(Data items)
----------------

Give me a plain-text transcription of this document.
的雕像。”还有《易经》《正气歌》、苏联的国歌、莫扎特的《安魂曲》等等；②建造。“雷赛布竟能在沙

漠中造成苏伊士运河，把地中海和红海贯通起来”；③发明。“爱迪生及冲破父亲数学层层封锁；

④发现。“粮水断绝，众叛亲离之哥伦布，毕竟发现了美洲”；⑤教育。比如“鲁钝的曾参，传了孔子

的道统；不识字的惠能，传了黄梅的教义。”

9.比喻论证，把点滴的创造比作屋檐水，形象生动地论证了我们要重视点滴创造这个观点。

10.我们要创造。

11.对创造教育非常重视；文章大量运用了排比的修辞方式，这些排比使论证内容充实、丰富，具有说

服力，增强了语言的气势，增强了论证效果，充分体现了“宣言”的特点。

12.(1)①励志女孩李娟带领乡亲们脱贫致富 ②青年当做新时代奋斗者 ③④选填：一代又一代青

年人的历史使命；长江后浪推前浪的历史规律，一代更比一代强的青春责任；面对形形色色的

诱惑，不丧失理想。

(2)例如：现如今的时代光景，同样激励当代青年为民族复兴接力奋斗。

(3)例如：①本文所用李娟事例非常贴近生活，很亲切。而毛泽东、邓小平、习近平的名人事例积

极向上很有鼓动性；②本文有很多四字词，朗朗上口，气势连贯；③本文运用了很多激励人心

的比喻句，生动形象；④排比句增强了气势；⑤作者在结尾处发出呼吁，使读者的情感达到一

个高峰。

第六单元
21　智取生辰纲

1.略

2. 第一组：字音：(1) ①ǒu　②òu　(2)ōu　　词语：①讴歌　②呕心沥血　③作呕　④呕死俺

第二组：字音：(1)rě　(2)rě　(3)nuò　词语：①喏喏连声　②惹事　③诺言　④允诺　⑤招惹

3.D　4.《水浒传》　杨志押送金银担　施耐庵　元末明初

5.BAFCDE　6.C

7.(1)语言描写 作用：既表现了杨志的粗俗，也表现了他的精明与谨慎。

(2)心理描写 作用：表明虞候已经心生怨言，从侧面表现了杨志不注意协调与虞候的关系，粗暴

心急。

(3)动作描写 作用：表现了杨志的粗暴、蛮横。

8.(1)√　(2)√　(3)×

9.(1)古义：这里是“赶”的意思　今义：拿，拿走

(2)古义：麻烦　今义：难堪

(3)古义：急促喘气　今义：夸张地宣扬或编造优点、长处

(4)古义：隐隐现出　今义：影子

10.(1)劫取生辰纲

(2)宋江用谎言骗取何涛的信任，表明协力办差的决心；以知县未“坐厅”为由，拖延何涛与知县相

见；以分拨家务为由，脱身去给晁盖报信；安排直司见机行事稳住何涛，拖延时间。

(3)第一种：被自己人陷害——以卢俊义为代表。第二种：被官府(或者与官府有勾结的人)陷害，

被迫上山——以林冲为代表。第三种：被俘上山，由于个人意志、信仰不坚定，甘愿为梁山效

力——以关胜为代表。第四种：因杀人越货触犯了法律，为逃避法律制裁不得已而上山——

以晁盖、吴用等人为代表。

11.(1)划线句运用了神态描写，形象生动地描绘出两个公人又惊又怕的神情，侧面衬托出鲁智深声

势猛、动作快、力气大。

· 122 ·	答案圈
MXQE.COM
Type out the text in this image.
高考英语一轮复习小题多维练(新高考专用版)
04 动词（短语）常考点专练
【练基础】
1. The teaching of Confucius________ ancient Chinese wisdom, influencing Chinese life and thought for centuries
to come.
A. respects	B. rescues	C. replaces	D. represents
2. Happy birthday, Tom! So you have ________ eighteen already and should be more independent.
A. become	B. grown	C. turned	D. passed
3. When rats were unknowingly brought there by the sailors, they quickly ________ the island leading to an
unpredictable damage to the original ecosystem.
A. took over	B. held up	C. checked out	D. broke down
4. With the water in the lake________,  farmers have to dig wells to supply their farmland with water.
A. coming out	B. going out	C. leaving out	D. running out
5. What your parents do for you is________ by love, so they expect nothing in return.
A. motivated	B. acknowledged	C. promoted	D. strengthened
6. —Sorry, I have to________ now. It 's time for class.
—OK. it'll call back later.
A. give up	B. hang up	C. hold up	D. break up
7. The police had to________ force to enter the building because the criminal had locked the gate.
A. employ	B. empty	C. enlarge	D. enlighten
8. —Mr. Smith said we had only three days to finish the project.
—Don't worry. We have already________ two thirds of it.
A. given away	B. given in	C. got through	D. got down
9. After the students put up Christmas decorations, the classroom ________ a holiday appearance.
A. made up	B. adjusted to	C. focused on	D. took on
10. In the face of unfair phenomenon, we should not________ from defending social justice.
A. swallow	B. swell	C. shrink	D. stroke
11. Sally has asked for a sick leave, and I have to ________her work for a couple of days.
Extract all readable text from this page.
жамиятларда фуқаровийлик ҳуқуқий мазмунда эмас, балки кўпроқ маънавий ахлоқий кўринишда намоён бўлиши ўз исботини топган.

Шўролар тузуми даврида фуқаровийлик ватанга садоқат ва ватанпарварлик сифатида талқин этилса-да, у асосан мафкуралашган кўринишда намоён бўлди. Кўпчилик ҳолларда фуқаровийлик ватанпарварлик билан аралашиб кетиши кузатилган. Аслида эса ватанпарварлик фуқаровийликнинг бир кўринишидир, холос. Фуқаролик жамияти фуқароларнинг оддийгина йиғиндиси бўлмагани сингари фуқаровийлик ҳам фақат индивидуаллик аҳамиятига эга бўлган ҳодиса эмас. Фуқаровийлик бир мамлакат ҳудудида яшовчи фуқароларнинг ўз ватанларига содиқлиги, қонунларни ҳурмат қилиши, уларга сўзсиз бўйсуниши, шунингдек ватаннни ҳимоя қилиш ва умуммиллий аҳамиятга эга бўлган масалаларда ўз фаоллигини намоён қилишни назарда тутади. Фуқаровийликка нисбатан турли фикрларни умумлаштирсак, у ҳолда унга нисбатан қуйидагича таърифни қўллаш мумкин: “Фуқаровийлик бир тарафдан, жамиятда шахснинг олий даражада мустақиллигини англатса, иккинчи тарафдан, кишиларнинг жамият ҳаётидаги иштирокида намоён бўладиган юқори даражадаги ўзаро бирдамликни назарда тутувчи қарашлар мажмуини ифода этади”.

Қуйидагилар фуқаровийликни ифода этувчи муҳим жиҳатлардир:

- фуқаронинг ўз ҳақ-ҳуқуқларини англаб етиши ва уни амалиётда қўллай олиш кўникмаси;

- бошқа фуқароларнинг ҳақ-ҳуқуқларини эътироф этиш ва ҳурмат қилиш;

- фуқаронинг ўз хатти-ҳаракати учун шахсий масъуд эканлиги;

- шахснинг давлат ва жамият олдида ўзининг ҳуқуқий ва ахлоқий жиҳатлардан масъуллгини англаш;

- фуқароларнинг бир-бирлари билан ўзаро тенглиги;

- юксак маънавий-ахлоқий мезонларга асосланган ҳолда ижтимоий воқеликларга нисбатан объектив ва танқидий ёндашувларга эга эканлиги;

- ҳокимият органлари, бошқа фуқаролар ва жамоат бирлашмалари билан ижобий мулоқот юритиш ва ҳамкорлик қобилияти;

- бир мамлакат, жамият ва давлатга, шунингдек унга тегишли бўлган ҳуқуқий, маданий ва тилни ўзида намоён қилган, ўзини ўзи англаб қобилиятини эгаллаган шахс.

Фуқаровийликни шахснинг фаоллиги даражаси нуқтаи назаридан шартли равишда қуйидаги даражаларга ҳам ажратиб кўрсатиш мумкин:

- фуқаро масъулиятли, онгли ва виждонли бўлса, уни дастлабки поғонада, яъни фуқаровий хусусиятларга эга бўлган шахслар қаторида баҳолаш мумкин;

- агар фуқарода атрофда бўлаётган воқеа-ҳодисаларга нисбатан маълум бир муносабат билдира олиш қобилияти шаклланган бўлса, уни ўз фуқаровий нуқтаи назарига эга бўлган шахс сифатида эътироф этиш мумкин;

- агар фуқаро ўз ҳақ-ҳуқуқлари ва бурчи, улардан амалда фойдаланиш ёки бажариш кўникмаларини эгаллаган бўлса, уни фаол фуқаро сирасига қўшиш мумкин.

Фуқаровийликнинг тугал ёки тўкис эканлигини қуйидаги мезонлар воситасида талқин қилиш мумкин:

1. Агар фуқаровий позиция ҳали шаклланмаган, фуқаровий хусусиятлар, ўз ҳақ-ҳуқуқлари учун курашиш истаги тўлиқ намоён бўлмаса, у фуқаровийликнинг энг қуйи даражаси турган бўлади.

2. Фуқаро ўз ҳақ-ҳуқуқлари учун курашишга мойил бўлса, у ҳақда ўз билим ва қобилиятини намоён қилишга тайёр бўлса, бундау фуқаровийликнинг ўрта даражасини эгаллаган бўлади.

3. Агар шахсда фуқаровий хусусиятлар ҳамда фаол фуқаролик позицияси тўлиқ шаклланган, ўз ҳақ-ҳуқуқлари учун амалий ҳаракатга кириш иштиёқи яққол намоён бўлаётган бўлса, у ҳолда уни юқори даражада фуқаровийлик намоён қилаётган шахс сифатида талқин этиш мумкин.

----------------

__Requirement__. On how many lines does the word "ҳуқуқий" appear? Answer with only the number.

__Correct output__. 3